::: Given records

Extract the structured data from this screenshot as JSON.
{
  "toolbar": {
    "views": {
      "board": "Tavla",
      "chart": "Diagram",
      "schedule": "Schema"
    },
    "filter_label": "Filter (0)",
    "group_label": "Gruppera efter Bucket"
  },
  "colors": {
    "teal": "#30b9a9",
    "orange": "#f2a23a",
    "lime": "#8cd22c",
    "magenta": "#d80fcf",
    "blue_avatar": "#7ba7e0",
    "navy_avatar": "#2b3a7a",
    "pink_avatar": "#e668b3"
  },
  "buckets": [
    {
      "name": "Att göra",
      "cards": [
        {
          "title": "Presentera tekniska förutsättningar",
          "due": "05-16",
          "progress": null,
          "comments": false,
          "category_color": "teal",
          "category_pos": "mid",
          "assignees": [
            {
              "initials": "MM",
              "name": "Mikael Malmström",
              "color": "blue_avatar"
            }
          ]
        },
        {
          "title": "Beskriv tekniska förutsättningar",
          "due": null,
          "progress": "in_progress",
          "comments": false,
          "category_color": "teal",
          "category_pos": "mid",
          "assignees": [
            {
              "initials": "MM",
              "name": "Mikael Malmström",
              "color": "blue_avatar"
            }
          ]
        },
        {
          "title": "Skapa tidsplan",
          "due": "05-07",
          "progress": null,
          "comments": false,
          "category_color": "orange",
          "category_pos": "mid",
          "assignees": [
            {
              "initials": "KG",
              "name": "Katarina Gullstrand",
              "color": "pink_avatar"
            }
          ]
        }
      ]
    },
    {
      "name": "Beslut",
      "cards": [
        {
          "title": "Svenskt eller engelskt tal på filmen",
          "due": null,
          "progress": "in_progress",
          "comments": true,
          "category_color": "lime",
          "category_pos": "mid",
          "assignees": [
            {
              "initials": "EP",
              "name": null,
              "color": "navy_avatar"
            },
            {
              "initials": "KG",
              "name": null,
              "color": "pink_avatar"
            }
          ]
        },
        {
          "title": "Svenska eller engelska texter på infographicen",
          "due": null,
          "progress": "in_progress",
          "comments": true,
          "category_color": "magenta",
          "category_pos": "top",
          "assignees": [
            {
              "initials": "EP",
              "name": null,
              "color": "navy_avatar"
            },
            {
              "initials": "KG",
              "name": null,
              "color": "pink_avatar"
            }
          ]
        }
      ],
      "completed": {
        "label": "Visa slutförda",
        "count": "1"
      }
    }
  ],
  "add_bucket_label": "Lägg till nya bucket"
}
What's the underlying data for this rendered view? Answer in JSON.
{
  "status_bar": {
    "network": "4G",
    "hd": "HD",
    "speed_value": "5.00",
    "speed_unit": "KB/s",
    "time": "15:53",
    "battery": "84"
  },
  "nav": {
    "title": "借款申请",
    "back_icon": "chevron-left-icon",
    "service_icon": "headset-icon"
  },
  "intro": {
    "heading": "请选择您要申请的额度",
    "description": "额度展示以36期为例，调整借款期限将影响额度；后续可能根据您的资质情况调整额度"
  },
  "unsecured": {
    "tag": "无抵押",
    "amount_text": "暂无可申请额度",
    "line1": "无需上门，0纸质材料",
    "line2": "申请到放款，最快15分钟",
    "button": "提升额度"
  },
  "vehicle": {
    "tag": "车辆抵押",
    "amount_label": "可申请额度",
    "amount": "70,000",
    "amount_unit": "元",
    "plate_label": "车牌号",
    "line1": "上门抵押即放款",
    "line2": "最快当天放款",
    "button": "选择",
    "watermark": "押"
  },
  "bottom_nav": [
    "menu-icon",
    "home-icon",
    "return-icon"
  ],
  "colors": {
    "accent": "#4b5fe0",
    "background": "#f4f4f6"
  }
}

::::::

What the task asks.
Search the data for "JSON". Copy every matching line.

Written response.
Extract the structured data from this screenshot as JSON.
What's the underlying data for this rendered view? Answer in JSON.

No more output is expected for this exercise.